TASK REQUIREMENTS: Print every entry exactly as written.

#### RECORDS PROVIDED

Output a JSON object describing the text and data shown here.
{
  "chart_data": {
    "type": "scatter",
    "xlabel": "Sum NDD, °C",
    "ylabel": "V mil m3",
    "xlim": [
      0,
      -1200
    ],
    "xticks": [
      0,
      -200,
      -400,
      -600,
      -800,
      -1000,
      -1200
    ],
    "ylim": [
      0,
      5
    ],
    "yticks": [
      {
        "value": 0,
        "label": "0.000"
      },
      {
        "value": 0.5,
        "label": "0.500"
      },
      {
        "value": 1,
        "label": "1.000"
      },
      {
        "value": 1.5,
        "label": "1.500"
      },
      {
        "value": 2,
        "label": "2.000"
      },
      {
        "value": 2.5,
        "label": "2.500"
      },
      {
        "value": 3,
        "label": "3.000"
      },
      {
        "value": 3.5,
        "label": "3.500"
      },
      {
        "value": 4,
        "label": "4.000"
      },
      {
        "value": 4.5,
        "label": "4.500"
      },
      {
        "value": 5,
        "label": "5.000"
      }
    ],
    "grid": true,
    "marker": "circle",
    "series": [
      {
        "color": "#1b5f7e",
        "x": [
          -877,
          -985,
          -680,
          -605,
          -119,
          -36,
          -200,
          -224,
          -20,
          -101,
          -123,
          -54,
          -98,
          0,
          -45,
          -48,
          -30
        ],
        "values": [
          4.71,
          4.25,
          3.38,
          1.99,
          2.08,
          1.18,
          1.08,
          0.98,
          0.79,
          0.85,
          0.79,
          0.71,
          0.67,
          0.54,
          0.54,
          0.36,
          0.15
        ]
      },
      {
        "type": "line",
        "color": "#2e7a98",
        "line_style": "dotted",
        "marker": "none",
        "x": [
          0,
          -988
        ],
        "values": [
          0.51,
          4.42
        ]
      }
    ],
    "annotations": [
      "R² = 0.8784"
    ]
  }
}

########

TASK SOLUTION:
Output a JSON object describing the text and data shown here.
{
  "chart_data": {
    "type": "scatter",
    "xlabel": "Sum NDD, °C",
    "ylabel": "V mil m3",
    "xlim": [
      0,
      -1200
    ],
    "xticks": [
      0,
      -200,
      -400,
      -600,
      -800,
      -1000,
      -1200
    ],
    "ylim": [
      0,
      5
    ],
    "yticks": [
      {
        "value": 0,
        "label": "0.000"
      },
      {
        "value": 0.5,
        "label": "0.500"
      },
      {
        "value": 1,
        "label": "1.000"
      },
      {
        "value": 1.5,
        "label": "1.500"
      },
      {
        "value": 2,
        "label": "2.000"
      },
      {
        "value": 2.5,
        "label": "2.500"
      },
      {
        "value": 3,
        "label": "3.000"
      },
      {
        "value": 3.5,
        "label": "3.500"
      },
      {
        "value": 4,
        "label": "4.000"
      },
      {
        "value": 4.5,
        "label": "4.500"
      },
      {
        "value": 5,
        "label": "5.000"
      }
    ],
    "grid": true,
    "marker": "circle",
    "series": [
      {
        "color": "#1b5f7e",
        "x": [
          -877,
          -985,
          -680,
          -605,
          -119,
          -36,
          -200,
          -224,
          -20,
          -101,
          -123,
          -54,
          -98,
          0,
          -45,
          -48,
          -30
        ],
        "values": [
          4.71,
          4.25,
          3.38,
          1.99,
          2.08,
          1.18,
          1.08,
          0.98,
          0.79,
          0.85,
          0.79,
          0.71,
          0.67,
          0.54,
          0.54,
          0.36,
          0.15
        ]
      },
      {
        "type": "line",
        "color": "#2e7a98",
        "line_style": "dotted",
        "marker": "none",
        "x": [
          0,
          -988
        ],
        "values": [
          0.51,
          4.42
        ]
      }
    ],
    "annotations": [
      "R² = 0.8784"
    ]
  }
}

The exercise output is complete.